──────── Entries supplied ────────
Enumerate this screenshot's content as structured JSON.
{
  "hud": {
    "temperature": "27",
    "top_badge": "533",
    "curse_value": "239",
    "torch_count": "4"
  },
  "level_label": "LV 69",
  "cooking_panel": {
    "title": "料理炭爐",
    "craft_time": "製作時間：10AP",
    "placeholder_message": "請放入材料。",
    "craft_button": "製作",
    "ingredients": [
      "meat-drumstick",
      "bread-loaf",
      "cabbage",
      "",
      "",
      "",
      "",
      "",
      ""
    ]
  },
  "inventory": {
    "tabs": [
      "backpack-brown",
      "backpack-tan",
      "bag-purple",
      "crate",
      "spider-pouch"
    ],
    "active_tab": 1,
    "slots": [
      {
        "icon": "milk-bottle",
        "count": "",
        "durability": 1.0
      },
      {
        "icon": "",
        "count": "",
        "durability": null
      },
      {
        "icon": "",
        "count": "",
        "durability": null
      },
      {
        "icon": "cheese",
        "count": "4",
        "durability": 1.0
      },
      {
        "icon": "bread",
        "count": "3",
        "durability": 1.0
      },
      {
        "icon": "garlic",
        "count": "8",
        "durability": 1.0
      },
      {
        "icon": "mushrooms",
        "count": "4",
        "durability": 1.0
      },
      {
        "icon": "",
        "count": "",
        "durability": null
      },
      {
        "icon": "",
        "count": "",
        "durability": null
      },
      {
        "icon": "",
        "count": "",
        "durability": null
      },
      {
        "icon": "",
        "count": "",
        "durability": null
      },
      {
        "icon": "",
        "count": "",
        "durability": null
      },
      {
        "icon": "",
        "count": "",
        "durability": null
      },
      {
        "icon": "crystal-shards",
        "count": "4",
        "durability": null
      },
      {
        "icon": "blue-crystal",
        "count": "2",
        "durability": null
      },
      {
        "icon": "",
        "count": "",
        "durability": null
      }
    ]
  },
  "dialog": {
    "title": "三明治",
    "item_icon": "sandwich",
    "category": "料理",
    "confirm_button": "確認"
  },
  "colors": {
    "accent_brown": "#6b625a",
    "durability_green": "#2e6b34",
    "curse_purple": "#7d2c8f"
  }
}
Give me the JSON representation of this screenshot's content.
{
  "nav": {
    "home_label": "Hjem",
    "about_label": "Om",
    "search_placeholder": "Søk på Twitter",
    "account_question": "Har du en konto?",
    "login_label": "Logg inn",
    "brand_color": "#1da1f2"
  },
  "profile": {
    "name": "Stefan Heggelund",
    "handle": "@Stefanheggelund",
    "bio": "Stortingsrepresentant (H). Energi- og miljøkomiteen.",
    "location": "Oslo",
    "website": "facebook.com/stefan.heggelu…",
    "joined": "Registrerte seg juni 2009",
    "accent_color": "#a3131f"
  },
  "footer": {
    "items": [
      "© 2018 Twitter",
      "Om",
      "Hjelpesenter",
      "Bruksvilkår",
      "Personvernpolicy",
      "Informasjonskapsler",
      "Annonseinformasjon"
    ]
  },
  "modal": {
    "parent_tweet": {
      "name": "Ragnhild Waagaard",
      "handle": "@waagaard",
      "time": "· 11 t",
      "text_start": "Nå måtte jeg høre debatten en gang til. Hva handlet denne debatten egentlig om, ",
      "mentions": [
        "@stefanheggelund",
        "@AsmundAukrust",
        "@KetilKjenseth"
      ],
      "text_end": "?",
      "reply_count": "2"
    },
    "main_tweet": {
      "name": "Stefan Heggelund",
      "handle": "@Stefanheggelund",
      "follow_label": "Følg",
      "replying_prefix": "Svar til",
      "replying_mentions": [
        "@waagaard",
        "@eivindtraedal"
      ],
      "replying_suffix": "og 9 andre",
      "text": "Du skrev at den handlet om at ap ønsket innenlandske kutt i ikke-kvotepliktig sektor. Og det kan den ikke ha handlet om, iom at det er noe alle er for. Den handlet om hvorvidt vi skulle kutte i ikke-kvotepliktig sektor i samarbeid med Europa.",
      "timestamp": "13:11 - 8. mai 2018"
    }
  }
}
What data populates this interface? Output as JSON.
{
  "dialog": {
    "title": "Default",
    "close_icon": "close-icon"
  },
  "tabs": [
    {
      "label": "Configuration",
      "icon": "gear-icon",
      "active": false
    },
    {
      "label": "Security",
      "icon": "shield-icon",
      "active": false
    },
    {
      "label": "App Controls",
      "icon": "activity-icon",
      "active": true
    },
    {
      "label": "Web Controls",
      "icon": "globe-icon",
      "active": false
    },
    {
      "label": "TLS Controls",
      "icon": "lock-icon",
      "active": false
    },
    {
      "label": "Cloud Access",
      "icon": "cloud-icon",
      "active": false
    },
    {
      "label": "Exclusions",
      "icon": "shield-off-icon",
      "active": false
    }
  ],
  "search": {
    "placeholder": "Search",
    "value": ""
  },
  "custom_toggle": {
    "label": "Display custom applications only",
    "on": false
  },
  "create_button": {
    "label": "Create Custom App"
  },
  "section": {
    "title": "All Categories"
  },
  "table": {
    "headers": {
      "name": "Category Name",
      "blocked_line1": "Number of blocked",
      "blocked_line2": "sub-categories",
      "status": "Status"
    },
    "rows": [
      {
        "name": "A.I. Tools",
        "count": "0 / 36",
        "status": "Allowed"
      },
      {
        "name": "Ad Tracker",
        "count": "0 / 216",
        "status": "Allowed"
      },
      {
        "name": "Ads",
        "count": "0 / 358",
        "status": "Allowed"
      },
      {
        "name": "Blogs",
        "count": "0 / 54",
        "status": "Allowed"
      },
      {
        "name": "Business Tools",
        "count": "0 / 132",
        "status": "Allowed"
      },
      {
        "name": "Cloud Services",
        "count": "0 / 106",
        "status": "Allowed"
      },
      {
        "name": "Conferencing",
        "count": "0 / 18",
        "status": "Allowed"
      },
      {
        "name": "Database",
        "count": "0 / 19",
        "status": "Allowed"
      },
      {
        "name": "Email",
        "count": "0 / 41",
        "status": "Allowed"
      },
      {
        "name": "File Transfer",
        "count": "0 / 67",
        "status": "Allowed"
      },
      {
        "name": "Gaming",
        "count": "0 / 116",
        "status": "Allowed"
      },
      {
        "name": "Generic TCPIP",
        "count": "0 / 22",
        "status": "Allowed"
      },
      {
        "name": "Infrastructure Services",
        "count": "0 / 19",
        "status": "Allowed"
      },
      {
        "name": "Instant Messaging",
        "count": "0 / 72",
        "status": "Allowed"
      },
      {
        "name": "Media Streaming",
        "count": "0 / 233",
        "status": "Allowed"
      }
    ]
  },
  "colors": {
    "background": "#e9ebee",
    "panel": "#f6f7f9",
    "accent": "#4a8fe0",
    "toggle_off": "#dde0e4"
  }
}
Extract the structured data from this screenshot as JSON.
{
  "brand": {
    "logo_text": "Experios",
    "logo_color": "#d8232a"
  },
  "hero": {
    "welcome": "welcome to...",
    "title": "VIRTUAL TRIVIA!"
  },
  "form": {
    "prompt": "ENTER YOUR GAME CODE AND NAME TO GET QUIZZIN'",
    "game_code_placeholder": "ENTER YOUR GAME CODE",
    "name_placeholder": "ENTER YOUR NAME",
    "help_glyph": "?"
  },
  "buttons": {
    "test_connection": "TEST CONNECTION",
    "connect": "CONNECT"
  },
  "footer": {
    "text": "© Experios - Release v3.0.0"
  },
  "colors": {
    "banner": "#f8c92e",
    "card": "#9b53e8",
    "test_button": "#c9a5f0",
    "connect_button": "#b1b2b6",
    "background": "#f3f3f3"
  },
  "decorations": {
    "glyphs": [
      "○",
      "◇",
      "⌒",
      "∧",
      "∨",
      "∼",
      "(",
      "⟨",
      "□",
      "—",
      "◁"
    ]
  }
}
────────
→ **Task to carry out**: Copy each line of the records containing the string "background".

→ **Solution to the problem**:
    "background": "#e9ebee",
    "background": "#f3f3f3"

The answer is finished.